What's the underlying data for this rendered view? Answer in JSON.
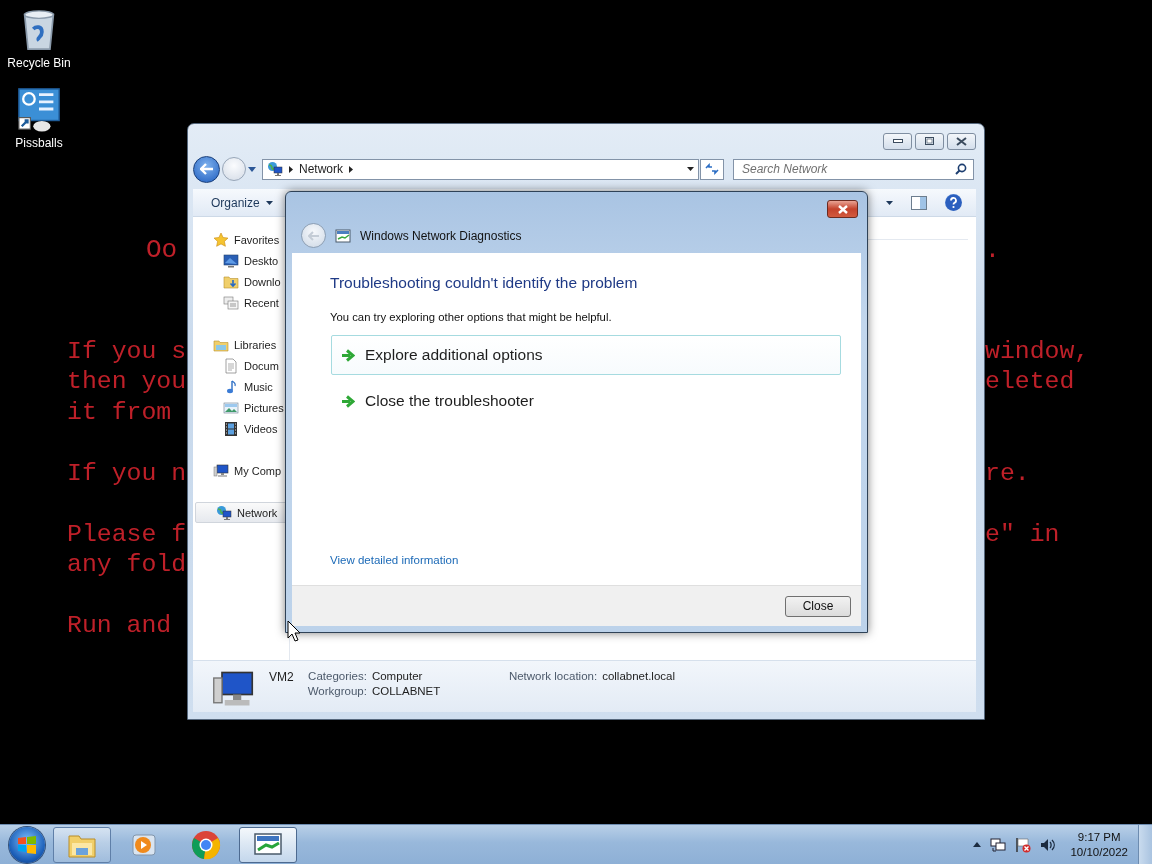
{
  "desktop": {
    "icons": [
      {
        "kind": "bin",
        "label": "Recycle Bin"
      },
      {
        "kind": "app",
        "label": "Pissballs"
      }
    ],
    "background_message": {
      "heading": {
        "left": "Oo",
        "right": "."
      },
      "paragraphs": [
        [
          {
            "left": "If you s",
            "right": "window,"
          },
          {
            "left": "then you",
            "right": "eleted"
          },
          {
            "left": "it from"
          }
        ],
        [
          {
            "left": "If you n",
            "right": "re."
          }
        ],
        [
          {
            "left": "Please f",
            "right": "e\" in"
          },
          {
            "left": "any fold"
          }
        ],
        [
          {
            "left": "Run and"
          }
        ]
      ]
    }
  },
  "explorer": {
    "address": {
      "path": "Network"
    },
    "search": {
      "placeholder": "Search Network"
    },
    "toolbar": {
      "organize": "Organize"
    },
    "sidebar": [
      {
        "kind": "star",
        "label": "Favorites",
        "selected": false,
        "children": [
          {
            "kind": "desktop",
            "label": "Deskto",
            "selected": false
          },
          {
            "kind": "downloads",
            "label": "Downlo",
            "selected": false
          },
          {
            "kind": "recent",
            "label": "Recent",
            "selected": false
          }
        ]
      },
      {
        "kind": "library",
        "label": "Libraries",
        "selected": false,
        "children": [
          {
            "kind": "document",
            "label": "Docum",
            "selected": false
          },
          {
            "kind": "music",
            "label": "Music",
            "selected": false
          },
          {
            "kind": "pictures",
            "label": "Pictures",
            "selected": false
          },
          {
            "kind": "videos",
            "label": "Videos",
            "selected": false
          }
        ]
      },
      {
        "kind": "computer",
        "label": "My Comp",
        "selected": false
      },
      {
        "kind": "network",
        "label": "Network",
        "selected": true
      }
    ],
    "details": {
      "name": "VM2",
      "fields": [
        {
          "label": "Categories:",
          "value": "Computer"
        },
        {
          "label": "Workgroup:",
          "value": "COLLABNET"
        },
        {
          "label": "Network location:",
          "value": "collabnet.local"
        }
      ]
    }
  },
  "dialog": {
    "title": "Windows Network Diagnostics",
    "heading": "Troubleshooting couldn't identify the problem",
    "message": "You can try exploring other options that might be helpful.",
    "options": [
      {
        "label": "Explore additional options",
        "highlighted": true
      },
      {
        "label": "Close the troubleshooter",
        "highlighted": false
      }
    ],
    "link": "View detailed information",
    "button": "Close"
  },
  "taskbar": {
    "buttons": [
      {
        "kind": "explorer",
        "running": true,
        "selected": false
      },
      {
        "kind": "media",
        "running": false,
        "selected": false
      },
      {
        "kind": "browser",
        "running": false,
        "selected": false
      },
      {
        "kind": "diagnostics",
        "running": true,
        "selected": true
      }
    ],
    "clock": {
      "time": "9:17 PM",
      "date": "10/10/2022"
    }
  }
}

Set exercise — Where a line in the material above holds "Close", copy that line.

Answer —
        "label": "Close the troubleshooter",
    "button": "Close"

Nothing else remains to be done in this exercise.